- What to do
Count lines, not occurrences: report how many lines in the records hold the string "дней", and nothing else.

....

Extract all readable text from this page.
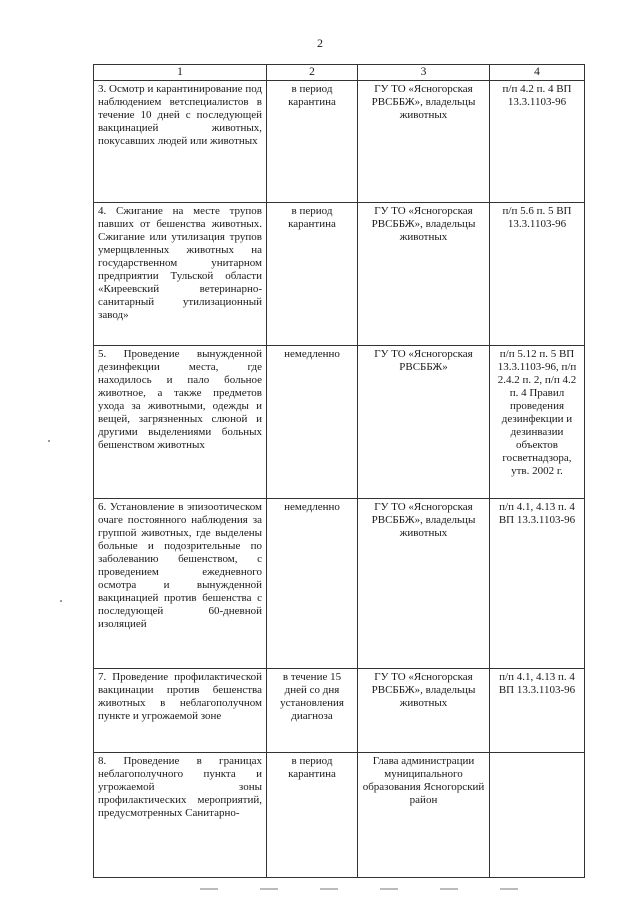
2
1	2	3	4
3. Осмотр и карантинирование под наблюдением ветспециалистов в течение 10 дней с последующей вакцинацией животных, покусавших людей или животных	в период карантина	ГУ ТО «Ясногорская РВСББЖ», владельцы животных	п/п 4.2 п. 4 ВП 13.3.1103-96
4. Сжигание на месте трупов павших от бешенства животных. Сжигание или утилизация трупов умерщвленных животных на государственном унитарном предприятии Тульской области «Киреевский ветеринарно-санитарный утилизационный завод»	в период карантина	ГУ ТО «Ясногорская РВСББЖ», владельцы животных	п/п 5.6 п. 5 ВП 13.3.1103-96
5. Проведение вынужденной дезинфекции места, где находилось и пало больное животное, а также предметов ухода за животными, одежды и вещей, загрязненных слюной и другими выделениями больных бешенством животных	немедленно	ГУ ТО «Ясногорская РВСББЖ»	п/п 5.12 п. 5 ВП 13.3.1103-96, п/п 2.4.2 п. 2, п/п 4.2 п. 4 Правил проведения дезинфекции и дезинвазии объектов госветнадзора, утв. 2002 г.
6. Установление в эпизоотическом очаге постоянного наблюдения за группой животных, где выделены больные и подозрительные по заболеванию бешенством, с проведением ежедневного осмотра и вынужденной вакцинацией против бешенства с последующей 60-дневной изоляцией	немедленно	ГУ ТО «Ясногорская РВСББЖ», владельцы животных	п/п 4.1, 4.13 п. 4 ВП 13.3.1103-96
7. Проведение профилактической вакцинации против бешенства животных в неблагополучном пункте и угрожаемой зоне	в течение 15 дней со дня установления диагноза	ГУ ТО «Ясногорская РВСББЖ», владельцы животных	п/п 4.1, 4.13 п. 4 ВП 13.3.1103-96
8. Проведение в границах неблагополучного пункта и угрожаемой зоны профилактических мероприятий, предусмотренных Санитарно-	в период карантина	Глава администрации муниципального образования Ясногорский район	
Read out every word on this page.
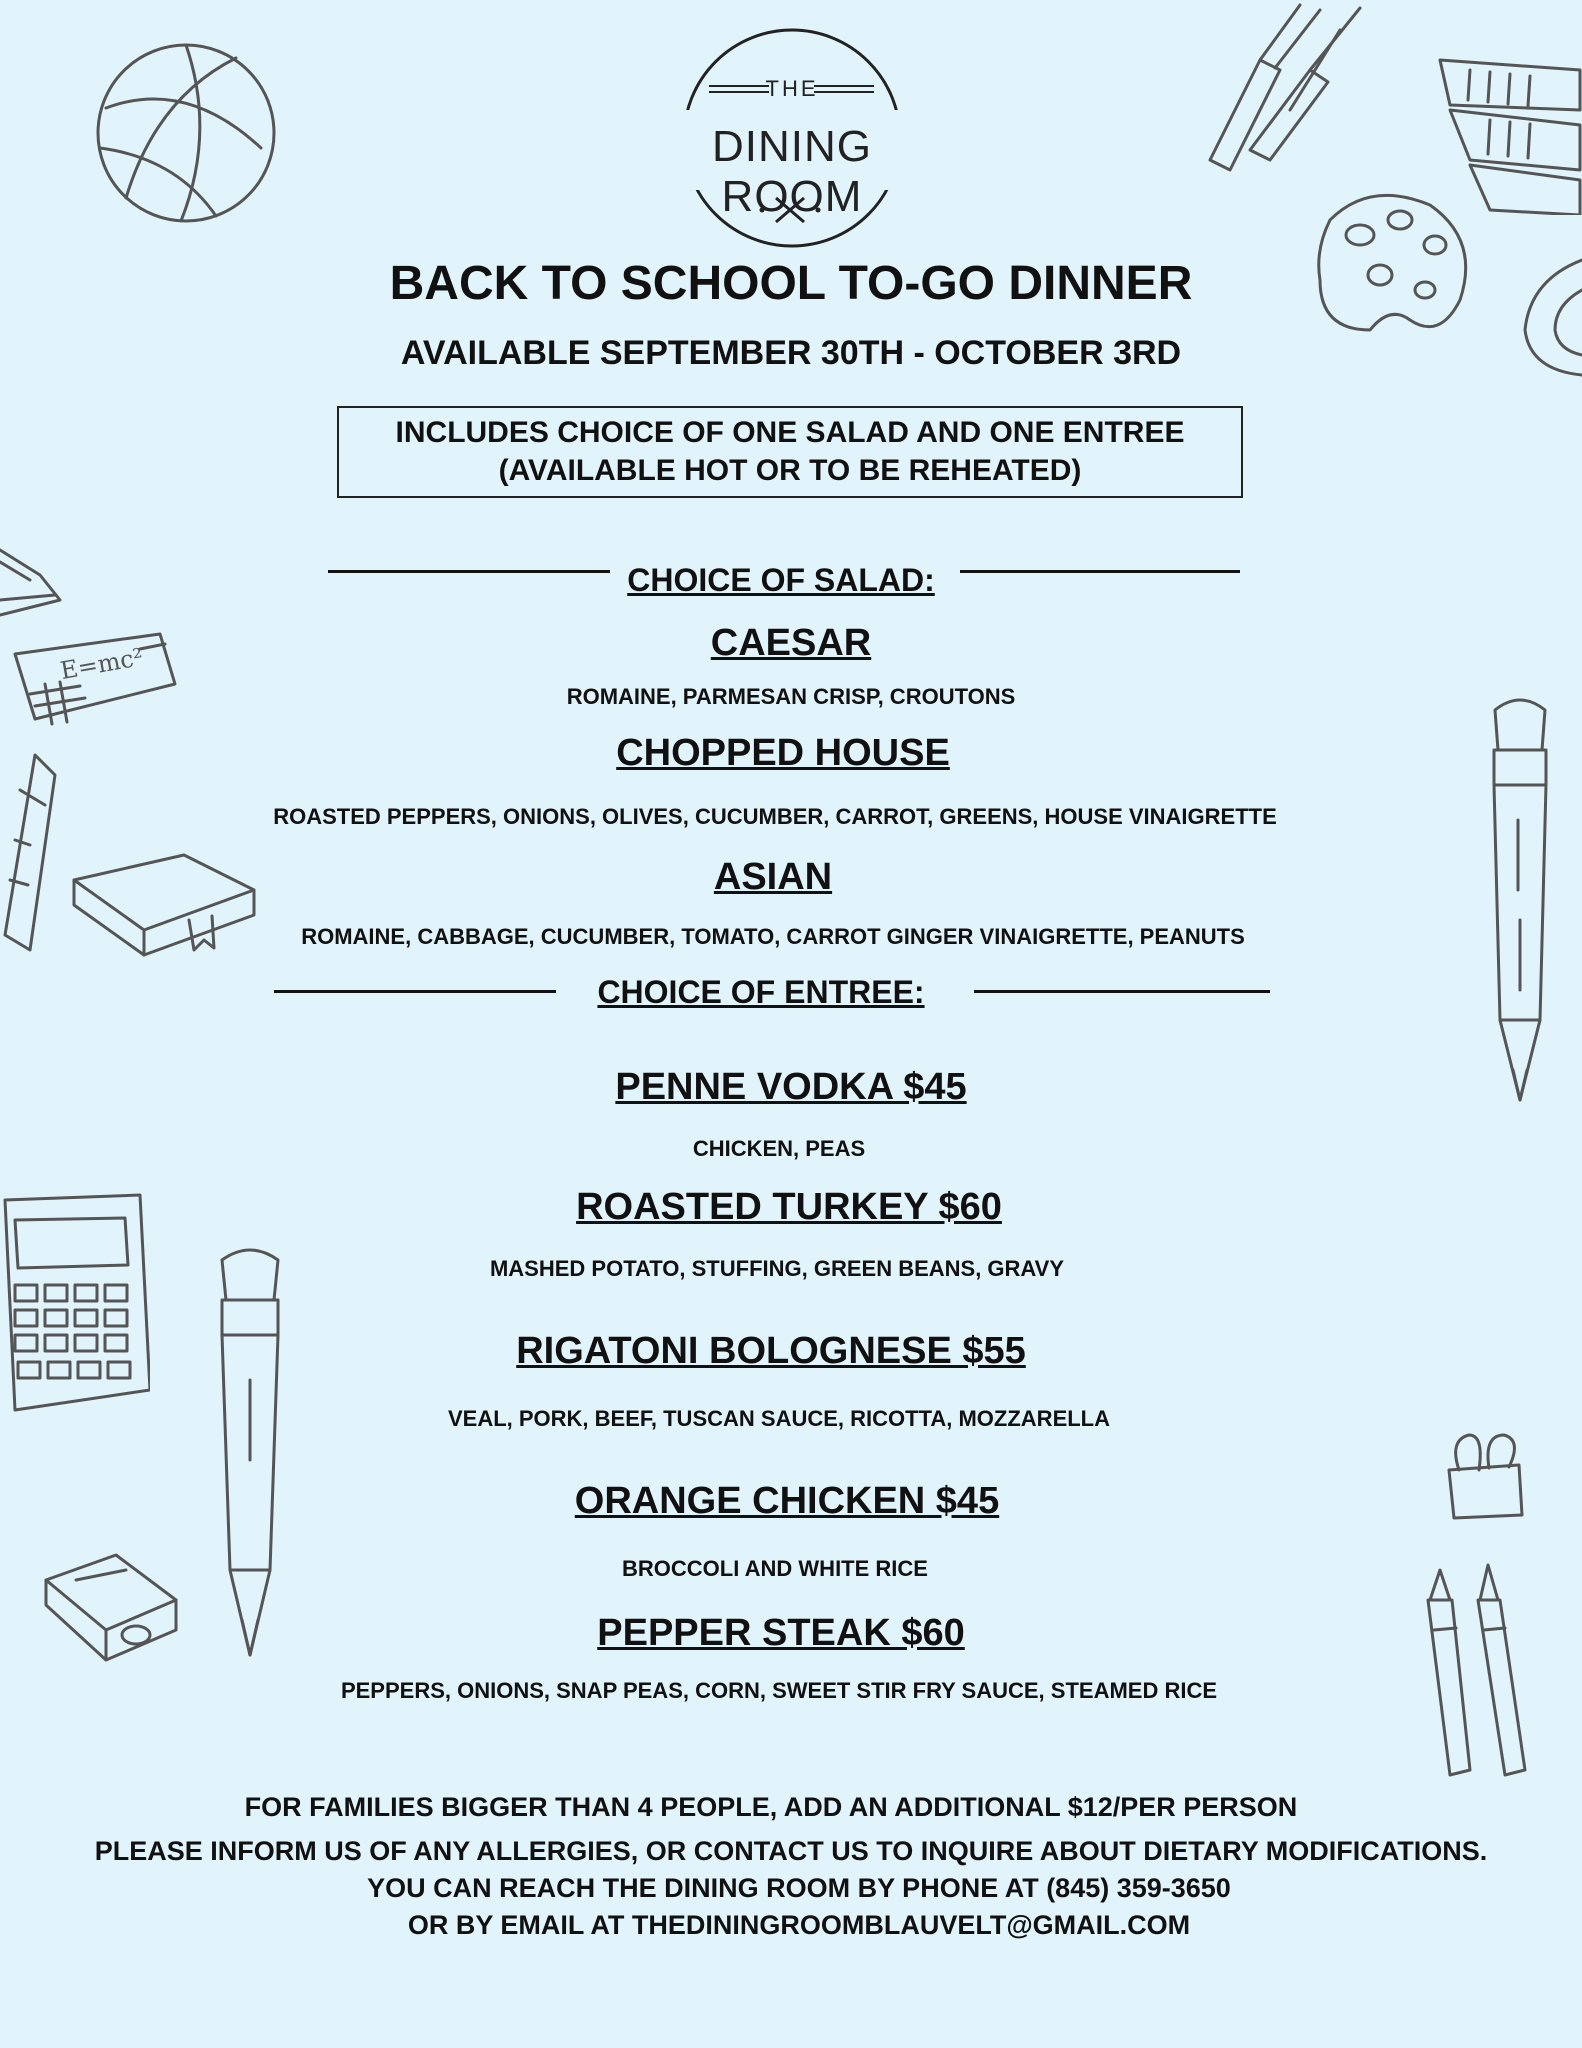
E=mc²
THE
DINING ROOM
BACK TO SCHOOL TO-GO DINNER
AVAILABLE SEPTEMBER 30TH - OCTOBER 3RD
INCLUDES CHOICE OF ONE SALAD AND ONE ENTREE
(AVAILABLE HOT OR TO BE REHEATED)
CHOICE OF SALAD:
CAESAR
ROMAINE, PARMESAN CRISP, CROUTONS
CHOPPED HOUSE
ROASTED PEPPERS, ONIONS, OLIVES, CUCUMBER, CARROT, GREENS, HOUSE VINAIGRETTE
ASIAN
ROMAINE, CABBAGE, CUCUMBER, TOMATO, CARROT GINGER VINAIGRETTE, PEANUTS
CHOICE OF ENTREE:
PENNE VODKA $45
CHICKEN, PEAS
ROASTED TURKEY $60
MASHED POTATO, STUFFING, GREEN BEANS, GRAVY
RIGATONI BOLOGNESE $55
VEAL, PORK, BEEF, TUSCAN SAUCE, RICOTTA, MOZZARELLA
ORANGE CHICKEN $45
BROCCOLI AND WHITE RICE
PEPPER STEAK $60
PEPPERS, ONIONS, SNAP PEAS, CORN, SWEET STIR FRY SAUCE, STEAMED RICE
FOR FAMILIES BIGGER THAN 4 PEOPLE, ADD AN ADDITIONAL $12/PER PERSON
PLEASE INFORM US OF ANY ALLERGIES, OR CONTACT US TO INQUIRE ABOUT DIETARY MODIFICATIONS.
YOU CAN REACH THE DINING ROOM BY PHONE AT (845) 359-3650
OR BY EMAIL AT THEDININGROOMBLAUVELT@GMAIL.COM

....

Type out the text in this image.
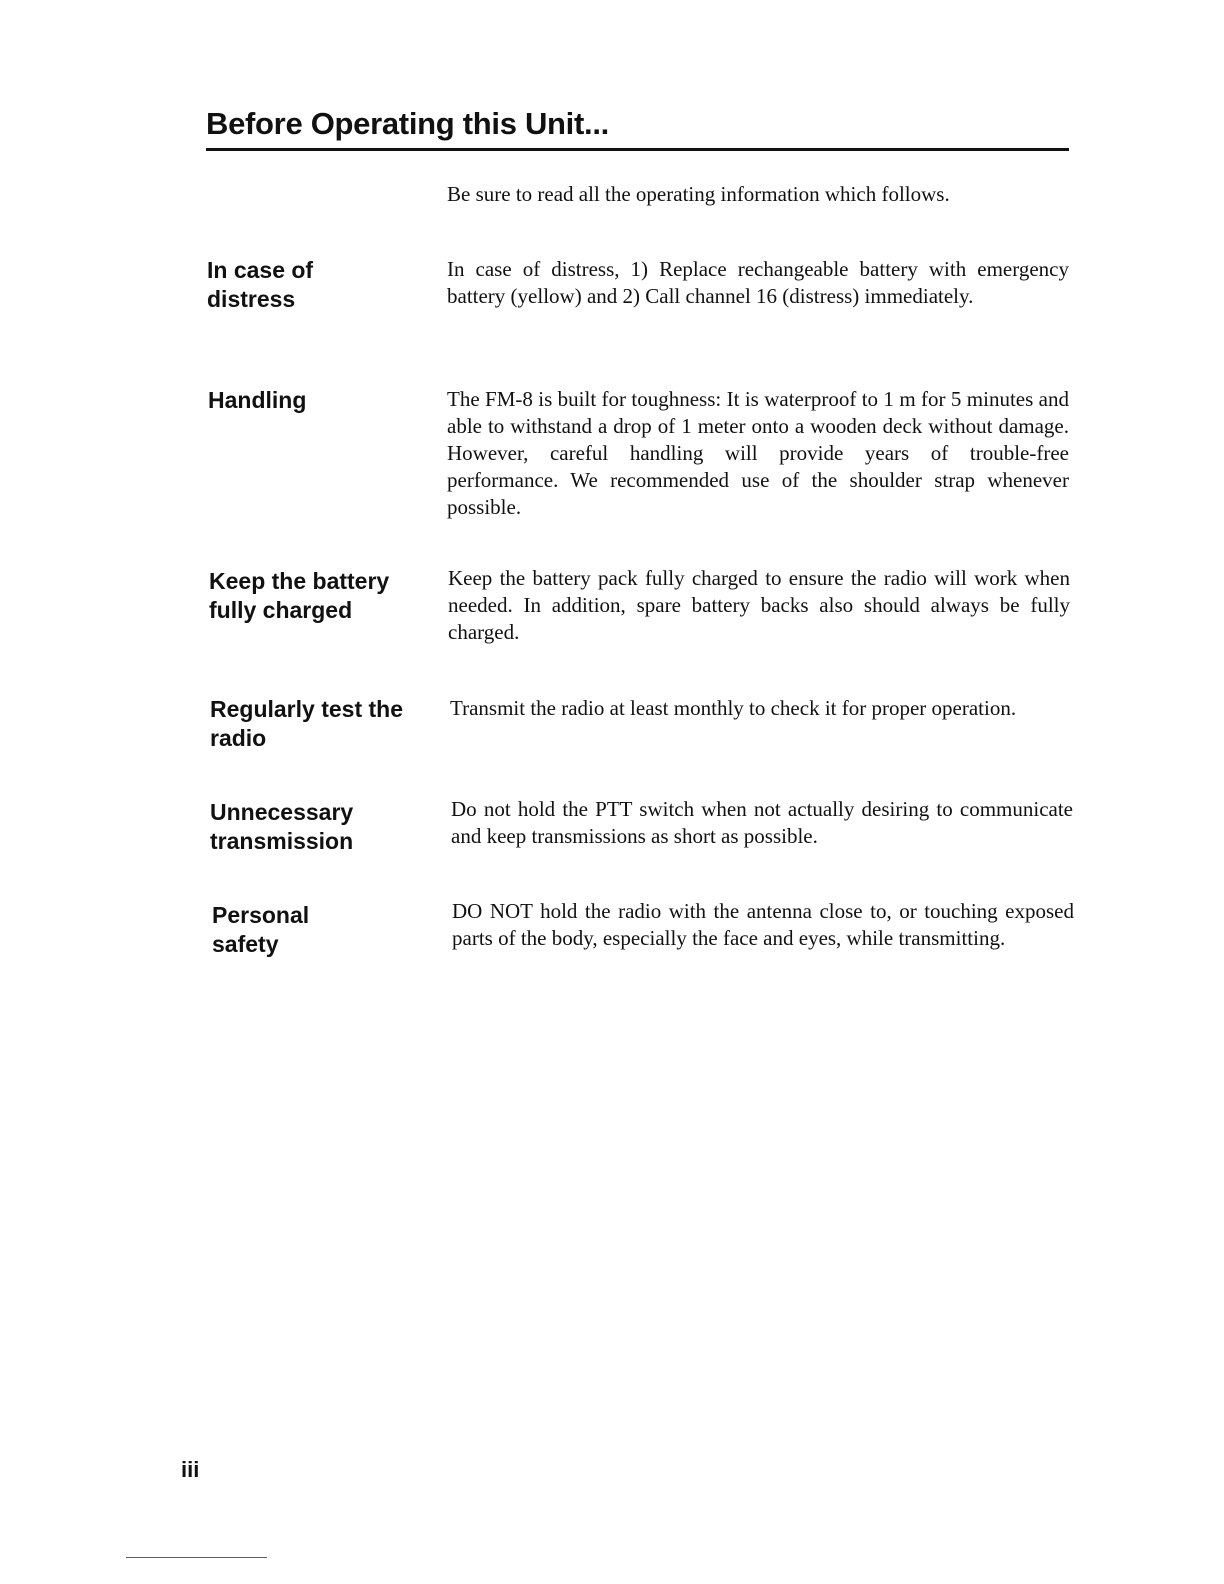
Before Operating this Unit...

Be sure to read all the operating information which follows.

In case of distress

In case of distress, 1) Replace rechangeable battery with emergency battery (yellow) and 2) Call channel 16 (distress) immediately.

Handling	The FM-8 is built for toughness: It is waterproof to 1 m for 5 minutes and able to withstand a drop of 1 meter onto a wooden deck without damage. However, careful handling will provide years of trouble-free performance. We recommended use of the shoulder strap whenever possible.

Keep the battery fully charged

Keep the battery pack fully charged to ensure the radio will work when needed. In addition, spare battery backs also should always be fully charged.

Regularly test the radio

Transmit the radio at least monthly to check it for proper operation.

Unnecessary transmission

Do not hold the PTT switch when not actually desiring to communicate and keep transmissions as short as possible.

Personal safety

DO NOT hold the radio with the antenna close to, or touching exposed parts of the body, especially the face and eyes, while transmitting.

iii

....

- In response
2